Your task is to give the listing below back word for word, pictures excluded.

> DATA FOR THIS TASK
+ + + + +

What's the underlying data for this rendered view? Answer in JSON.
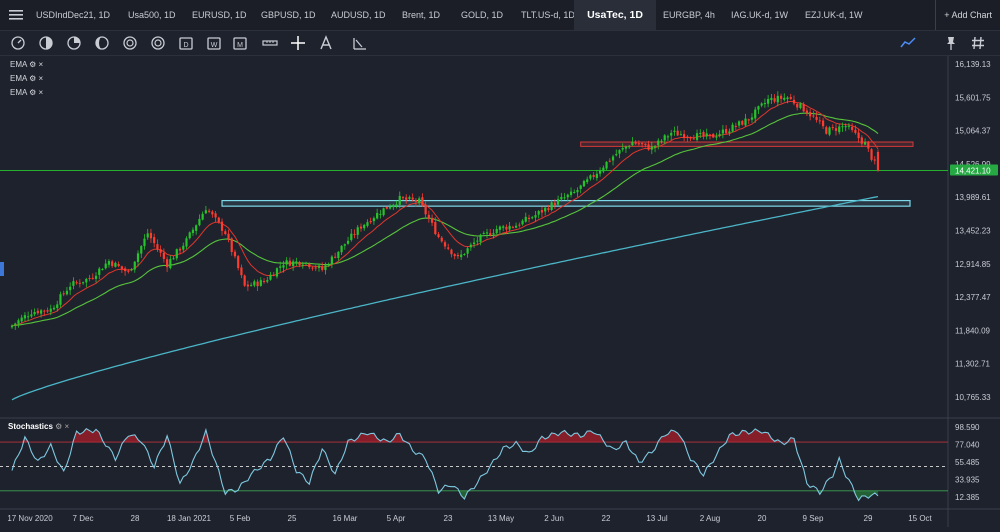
{
  "tabs": [
    {
      "label": "USDIndDec21, 1D",
      "left": 36,
      "width": 80
    },
    {
      "label": "Usa500, 1D",
      "left": 128,
      "width": 50
    },
    {
      "label": "EURUSD, 1D",
      "left": 192,
      "width": 55
    },
    {
      "label": "GBPUSD, 1D",
      "left": 261,
      "width": 55
    },
    {
      "label": "AUDUSD, 1D",
      "left": 331,
      "width": 55
    },
    {
      "label": "Brent, 1D",
      "left": 402,
      "width": 45
    },
    {
      "label": "GOLD, 1D",
      "left": 461,
      "width": 45
    },
    {
      "label": "TLT.US-d, 1D",
      "left": 521,
      "width": 60
    },
    {
      "label": "UsaTec, 1D",
      "left": 584,
      "width": 62,
      "active": true
    },
    {
      "label": "EURGBP, 4h",
      "left": 663,
      "width": 55
    },
    {
      "label": "IAG.UK-d, 1W",
      "left": 731,
      "width": 60
    },
    {
      "label": "EZJ.UK-d, 1W",
      "left": 805,
      "width": 60
    }
  ],
  "add_chart": "+ Add Chart",
  "toolbar_icons": [
    "circle-tool-icon",
    "circle-half-icon",
    "circle-quarter-icon",
    "moon-icon",
    "target-icon",
    "target-icon",
    "calendar-icon",
    "calendar-w-icon",
    "calendar-m-icon",
    "measure-icon",
    "crosshair-icon",
    "text-tool-icon",
    "fib-tool-icon"
  ],
  "toolbar_right_icons": [
    "line-style-icon",
    "pin-icon",
    "hash-icon"
  ],
  "indicators": [
    {
      "name": "EMA"
    },
    {
      "name": "EMA"
    },
    {
      "name": "EMA"
    }
  ],
  "stoch_label": "Stochastics",
  "last_price": "14,421.10",
  "colors": {
    "up": "#26c42b",
    "down": "#ff3b30",
    "ema_fast": "#e0362d",
    "ema_mid": "#56c43c",
    "ema_slow": "#4bb6c8",
    "last_price_bg": "#26a843",
    "box_resist": "#d63b3b",
    "box_support": "#7dd8e8"
  },
  "chart_data": {
    "type": "candlestick",
    "x_tick_labels": [
      "17 Nov 2020",
      "7 Dec",
      "28",
      "18 Jan 2021",
      "5 Feb",
      "25",
      "16 Mar",
      "5 Apr",
      "23",
      "13 May",
      "2 Jun",
      "22",
      "13 Jul",
      "2 Aug",
      "20",
      "9 Sep",
      "29",
      "15 Oct"
    ],
    "y_tick_labels": [
      "16,139.13",
      "15,601.75",
      "15,064.37",
      "14,526.99",
      "13,989.61",
      "13,452.23",
      "12,914.85",
      "12,377.47",
      "11,840.09",
      "11,302.71",
      "10,765.33"
    ],
    "y_values": [
      16139.13,
      15601.75,
      15064.37,
      14526.99,
      13989.61,
      13452.23,
      12914.85,
      12377.47,
      11840.09,
      11302.71,
      10765.33
    ],
    "ylim": [
      10600,
      16250
    ],
    "last_price": 14421.1,
    "close_anchors": [
      [
        0,
        11920
      ],
      [
        6,
        12140
      ],
      [
        12,
        12180
      ],
      [
        18,
        12570
      ],
      [
        24,
        12680
      ],
      [
        30,
        12960
      ],
      [
        36,
        12770
      ],
      [
        42,
        13410
      ],
      [
        48,
        12910
      ],
      [
        54,
        13290
      ],
      [
        60,
        13820
      ],
      [
        66,
        13420
      ],
      [
        72,
        12550
      ],
      [
        78,
        12630
      ],
      [
        84,
        12930
      ],
      [
        90,
        12950
      ],
      [
        96,
        12820
      ],
      [
        102,
        13180
      ],
      [
        108,
        13520
      ],
      [
        114,
        13760
      ],
      [
        120,
        13960
      ],
      [
        126,
        13920
      ],
      [
        132,
        13350
      ],
      [
        138,
        13000
      ],
      [
        144,
        13300
      ],
      [
        150,
        13480
      ],
      [
        156,
        13540
      ],
      [
        162,
        13700
      ],
      [
        168,
        13900
      ],
      [
        174,
        14060
      ],
      [
        180,
        14340
      ],
      [
        186,
        14650
      ],
      [
        192,
        14880
      ],
      [
        198,
        14780
      ],
      [
        204,
        15030
      ],
      [
        210,
        14990
      ],
      [
        216,
        14960
      ],
      [
        222,
        15090
      ],
      [
        228,
        15250
      ],
      [
        234,
        15560
      ],
      [
        240,
        15600
      ],
      [
        246,
        15380
      ],
      [
        252,
        15060
      ],
      [
        258,
        15140
      ],
      [
        264,
        14850
      ],
      [
        268,
        14420
      ]
    ],
    "ema_series": [
      {
        "name": "EMA",
        "period": 10,
        "color": "#e0362d"
      },
      {
        "name": "EMA",
        "period": 30,
        "color": "#56c43c"
      },
      {
        "name": "EMA",
        "period": 200,
        "color": "#4bb6c8",
        "start": 10720
      }
    ],
    "horizontal_lines": [
      {
        "price": 14421.1,
        "color": "#26c42b"
      }
    ],
    "boxes": [
      {
        "from_index": -1,
        "price_top": 14880,
        "price_bottom": 14810,
        "color": "#d63b3b",
        "label": "resistance-box"
      },
      {
        "from_index": -2,
        "price_top": 13935,
        "price_bottom": 13845,
        "color": "#7dd8e8",
        "label": "support-box"
      }
    ],
    "stochastic": {
      "y_tick_labels": [
        "98.590",
        "77.040",
        "55.485",
        "33.935",
        "12.385"
      ],
      "y_values": [
        98.59,
        77.04,
        55.485,
        33.935,
        12.385
      ],
      "ylim": [
        5,
        100
      ],
      "levels": [
        80,
        50,
        20
      ],
      "k_anchors": [
        [
          0,
          45
        ],
        [
          4,
          85
        ],
        [
          8,
          55
        ],
        [
          12,
          75
        ],
        [
          16,
          42
        ],
        [
          20,
          92
        ],
        [
          26,
          95
        ],
        [
          32,
          60
        ],
        [
          36,
          90
        ],
        [
          40,
          82
        ],
        [
          44,
          50
        ],
        [
          48,
          88
        ],
        [
          52,
          28
        ],
        [
          56,
          55
        ],
        [
          60,
          92
        ],
        [
          66,
          18
        ],
        [
          70,
          22
        ],
        [
          74,
          40
        ],
        [
          80,
          60
        ],
        [
          84,
          88
        ],
        [
          88,
          45
        ],
        [
          92,
          30
        ],
        [
          96,
          72
        ],
        [
          100,
          40
        ],
        [
          104,
          80
        ],
        [
          110,
          92
        ],
        [
          116,
          80
        ],
        [
          120,
          90
        ],
        [
          124,
          70
        ],
        [
          128,
          60
        ],
        [
          132,
          20
        ],
        [
          136,
          28
        ],
        [
          140,
          12
        ],
        [
          144,
          30
        ],
        [
          148,
          50
        ],
        [
          152,
          72
        ],
        [
          156,
          78
        ],
        [
          160,
          65
        ],
        [
          164,
          85
        ],
        [
          170,
          92
        ],
        [
          176,
          88
        ],
        [
          180,
          94
        ],
        [
          186,
          70
        ],
        [
          190,
          80
        ],
        [
          194,
          55
        ],
        [
          198,
          68
        ],
        [
          202,
          90
        ],
        [
          206,
          94
        ],
        [
          210,
          60
        ],
        [
          214,
          40
        ],
        [
          218,
          64
        ],
        [
          222,
          88
        ],
        [
          226,
          92
        ],
        [
          232,
          94
        ],
        [
          238,
          78
        ],
        [
          242,
          84
        ],
        [
          246,
          30
        ],
        [
          250,
          18
        ],
        [
          254,
          40
        ],
        [
          256,
          58
        ],
        [
          258,
          40
        ],
        [
          262,
          10
        ],
        [
          266,
          15
        ],
        [
          268,
          14
        ]
      ]
    }
  }
}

+ + + + +

> RESPONSE
What's the underlying data for this rendered view? Answer in JSON.
{
  "tabs": [
    {
      "label": "USDIndDec21, 1D",
      "left": 36,
      "width": 80
    },
    {
      "label": "Usa500, 1D",
      "left": 128,
      "width": 50
    },
    {
      "label": "EURUSD, 1D",
      "left": 192,
      "width": 55
    },
    {
      "label": "GBPUSD, 1D",
      "left": 261,
      "width": 55
    },
    {
      "label": "AUDUSD, 1D",
      "left": 331,
      "width": 55
    },
    {
      "label": "Brent, 1D",
      "left": 402,
      "width": 45
    },
    {
      "label": "GOLD, 1D",
      "left": 461,
      "width": 45
    },
    {
      "label": "TLT.US-d, 1D",
      "left": 521,
      "width": 60
    },
    {
      "label": "UsaTec, 1D",
      "left": 584,
      "width": 62,
      "active": true
    },
    {
      "label": "EURGBP, 4h",
      "left": 663,
      "width": 55
    },
    {
      "label": "IAG.UK-d, 1W",
      "left": 731,
      "width": 60
    },
    {
      "label": "EZJ.UK-d, 1W",
      "left": 805,
      "width": 60
    }
  ],
  "add_chart": "+ Add Chart",
  "toolbar_icons": [
    "circle-tool-icon",
    "circle-half-icon",
    "circle-quarter-icon",
    "moon-icon",
    "target-icon",
    "target-icon",
    "calendar-icon",
    "calendar-w-icon",
    "calendar-m-icon",
    "measure-icon",
    "crosshair-icon",
    "text-tool-icon",
    "fib-tool-icon"
  ],
  "toolbar_right_icons": [
    "line-style-icon",
    "pin-icon",
    "hash-icon"
  ],
  "indicators": [
    {
      "name": "EMA"
    },
    {
      "name": "EMA"
    },
    {
      "name": "EMA"
    }
  ],
  "stoch_label": "Stochastics",
  "last_price": "14,421.10",
  "colors": {
    "up": "#26c42b",
    "down": "#ff3b30",
    "ema_fast": "#e0362d",
    "ema_mid": "#56c43c",
    "ema_slow": "#4bb6c8",
    "last_price_bg": "#26a843",
    "box_resist": "#d63b3b",
    "box_support": "#7dd8e8"
  },
  "chart_data": {
    "type": "candlestick",
    "x_tick_labels": [
      "17 Nov 2020",
      "7 Dec",
      "28",
      "18 Jan 2021",
      "5 Feb",
      "25",
      "16 Mar",
      "5 Apr",
      "23",
      "13 May",
      "2 Jun",
      "22",
      "13 Jul",
      "2 Aug",
      "20",
      "9 Sep",
      "29",
      "15 Oct"
    ],
    "y_tick_labels": [
      "16,139.13",
      "15,601.75",
      "15,064.37",
      "14,526.99",
      "13,989.61",
      "13,452.23",
      "12,914.85",
      "12,377.47",
      "11,840.09",
      "11,302.71",
      "10,765.33"
    ],
    "y_values": [
      16139.13,
      15601.75,
      15064.37,
      14526.99,
      13989.61,
      13452.23,
      12914.85,
      12377.47,
      11840.09,
      11302.71,
      10765.33
    ],
    "ylim": [
      10600,
      16250
    ],
    "last_price": 14421.1,
    "close_anchors": [
      [
        0,
        11920
      ],
      [
        6,
        12140
      ],
      [
        12,
        12180
      ],
      [
        18,
        12570
      ],
      [
        24,
        12680
      ],
      [
        30,
        12960
      ],
      [
        36,
        12770
      ],
      [
        42,
        13410
      ],
      [
        48,
        12910
      ],
      [
        54,
        13290
      ],
      [
        60,
        13820
      ],
      [
        66,
        13420
      ],
      [
        72,
        12550
      ],
      [
        78,
        12630
      ],
      [
        84,
        12930
      ],
      [
        90,
        12950
      ],
      [
        96,
        12820
      ],
      [
        102,
        13180
      ],
      [
        108,
        13520
      ],
      [
        114,
        13760
      ],
      [
        120,
        13960
      ],
      [
        126,
        13920
      ],
      [
        132,
        13350
      ],
      [
        138,
        13000
      ],
      [
        144,
        13300
      ],
      [
        150,
        13480
      ],
      [
        156,
        13540
      ],
      [
        162,
        13700
      ],
      [
        168,
        13900
      ],
      [
        174,
        14060
      ],
      [
        180,
        14340
      ],
      [
        186,
        14650
      ],
      [
        192,
        14880
      ],
      [
        198,
        14780
      ],
      [
        204,
        15030
      ],
      [
        210,
        14990
      ],
      [
        216,
        14960
      ],
      [
        222,
        15090
      ],
      [
        228,
        15250
      ],
      [
        234,
        15560
      ],
      [
        240,
        15600
      ],
      [
        246,
        15380
      ],
      [
        252,
        15060
      ],
      [
        258,
        15140
      ],
      [
        264,
        14850
      ],
      [
        268,
        14420
      ]
    ],
    "ema_series": [
      {
        "name": "EMA",
        "period": 10,
        "color": "#e0362d"
      },
      {
        "name": "EMA",
        "period": 30,
        "color": "#56c43c"
      },
      {
        "name": "EMA",
        "period": 200,
        "color": "#4bb6c8",
        "start": 10720
      }
    ],
    "horizontal_lines": [
      {
        "price": 14421.1,
        "color": "#26c42b"
      }
    ],
    "boxes": [
      {
        "from_index": -1,
        "price_top": 14880,
        "price_bottom": 14810,
        "color": "#d63b3b",
        "label": "resistance-box"
      },
      {
        "from_index": -2,
        "price_top": 13935,
        "price_bottom": 13845,
        "color": "#7dd8e8",
        "label": "support-box"
      }
    ],
    "stochastic": {
      "y_tick_labels": [
        "98.590",
        "77.040",
        "55.485",
        "33.935",
        "12.385"
      ],
      "y_values": [
        98.59,
        77.04,
        55.485,
        33.935,
        12.385
      ],
      "ylim": [
        5,
        100
      ],
      "levels": [
        80,
        50,
        20
      ],
      "k_anchors": [
        [
          0,
          45
        ],
        [
          4,
          85
        ],
        [
          8,
          55
        ],
        [
          12,
          75
        ],
        [
          16,
          42
        ],
        [
          20,
          92
        ],
        [
          26,
          95
        ],
        [
          32,
          60
        ],
        [
          36,
          90
        ],
        [
          40,
          82
        ],
        [
          44,
          50
        ],
        [
          48,
          88
        ],
        [
          52,
          28
        ],
        [
          56,
          55
        ],
        [
          60,
          92
        ],
        [
          66,
          18
        ],
        [
          70,
          22
        ],
        [
          74,
          40
        ],
        [
          80,
          60
        ],
        [
          84,
          88
        ],
        [
          88,
          45
        ],
        [
          92,
          30
        ],
        [
          96,
          72
        ],
        [
          100,
          40
        ],
        [
          104,
          80
        ],
        [
          110,
          92
        ],
        [
          116,
          80
        ],
        [
          120,
          90
        ],
        [
          124,
          70
        ],
        [
          128,
          60
        ],
        [
          132,
          20
        ],
        [
          136,
          28
        ],
        [
          140,
          12
        ],
        [
          144,
          30
        ],
        [
          148,
          50
        ],
        [
          152,
          72
        ],
        [
          156,
          78
        ],
        [
          160,
          65
        ],
        [
          164,
          85
        ],
        [
          170,
          92
        ],
        [
          176,
          88
        ],
        [
          180,
          94
        ],
        [
          186,
          70
        ],
        [
          190,
          80
        ],
        [
          194,
          55
        ],
        [
          198,
          68
        ],
        [
          202,
          90
        ],
        [
          206,
          94
        ],
        [
          210,
          60
        ],
        [
          214,
          40
        ],
        [
          218,
          64
        ],
        [
          222,
          88
        ],
        [
          226,
          92
        ],
        [
          232,
          94
        ],
        [
          238,
          78
        ],
        [
          242,
          84
        ],
        [
          246,
          30
        ],
        [
          250,
          18
        ],
        [
          254,
          40
        ],
        [
          256,
          58
        ],
        [
          258,
          40
        ],
        [
          262,
          10
        ],
        [
          266,
          15
        ],
        [
          268,
          14
        ]
      ]
    }
  }
}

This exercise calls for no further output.